| Your instructions |
Copy, in full, each line of the material that holds the word "级社会工作本".
__________________________________________________
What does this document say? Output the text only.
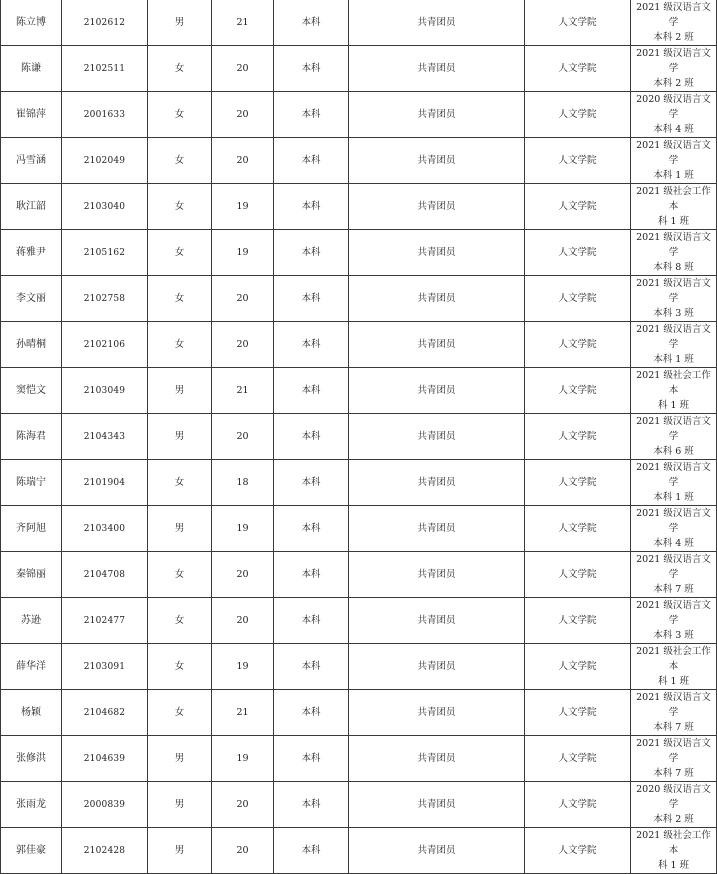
陈立博	2102612	男	21	本科	共青团员	人文学院	2021 级汉语言文学
本科 2 班

陈谦	2102511	女	20	本科	共青团员	人文学院	2021 级汉语言文学
本科 2 班

崔锦萍	2001633	女	20	本科	共青团员	人文学院	2020 级汉语言文学
本科 4 班

冯雪涵	2102049	女	20	本科	共青团员	人文学院	2021 级汉语言文学
本科 1 班

耿江韶	2103040	女	19	本科	共青团员	人文学院	2021 级社会工作本
科 1 班

蒋雅尹	2105162	女	19	本科	共青团员	人文学院	2021 级汉语言文学
本科 8 班

李文丽	2102758	女	20	本科	共青团员	人文学院	2021 级汉语言文学
本科 3 班

孙晴桐	2102106	女	20	本科	共青团员	人文学院	2021 级汉语言文学
本科 1 班

窦恺文	2103049	男	21	本科	共青团员	人文学院	2021 级社会工作本
科 1 班

陈海君	2104343	男	20	本科	共青团员	人文学院	2021 级汉语言文学
本科 6 班

陈瑞宁	2101904	女	18	本科	共青团员	人文学院	2021 级汉语言文学
本科 1 班

齐阿旭	2103400	男	19	本科	共青团员	人文学院	2021 级汉语言文学
本科 4 班

秦锦丽	2104708	女	20	本科	共青团员	人文学院	2021 级汉语言文学
本科 7 班

苏逊	2102477	女	20	本科	共青团员	人文学院	2021 级汉语言文学
本科 3 班

薛华洋	2103091	女	19	本科	共青团员	人文学院	2021 级社会工作本
科 1 班

杨颖	2104682	女	21	本科	共青团员	人文学院	2021 级汉语言文学
本科 7 班

张修洪	2104639	男	19	本科	共青团员	人文学院	2021 级汉语言文学
本科 7 班

张雨龙	2000839	男	20	本科	共青团员	人文学院	2020 级汉语言文学
本科 2 班

郭佳豪	2102428	男	20	本科	共青团员	人文学院	2021 级社会工作本
科 1 班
__________________________________________________
| Answer to the exercise |
耿江韶	2103040	女	19	本科	共青团员	人文学院	2021 级社会工作本
窦恺文	2103049	男	21	本科	共青团员	人文学院	2021 级社会工作本
薛华洋	2103091	女	19	本科	共青团员	人文学院	2021 级社会工作本
郭佳豪	2102428	男	20	本科	共青团员	人文学院	2021 级社会工作本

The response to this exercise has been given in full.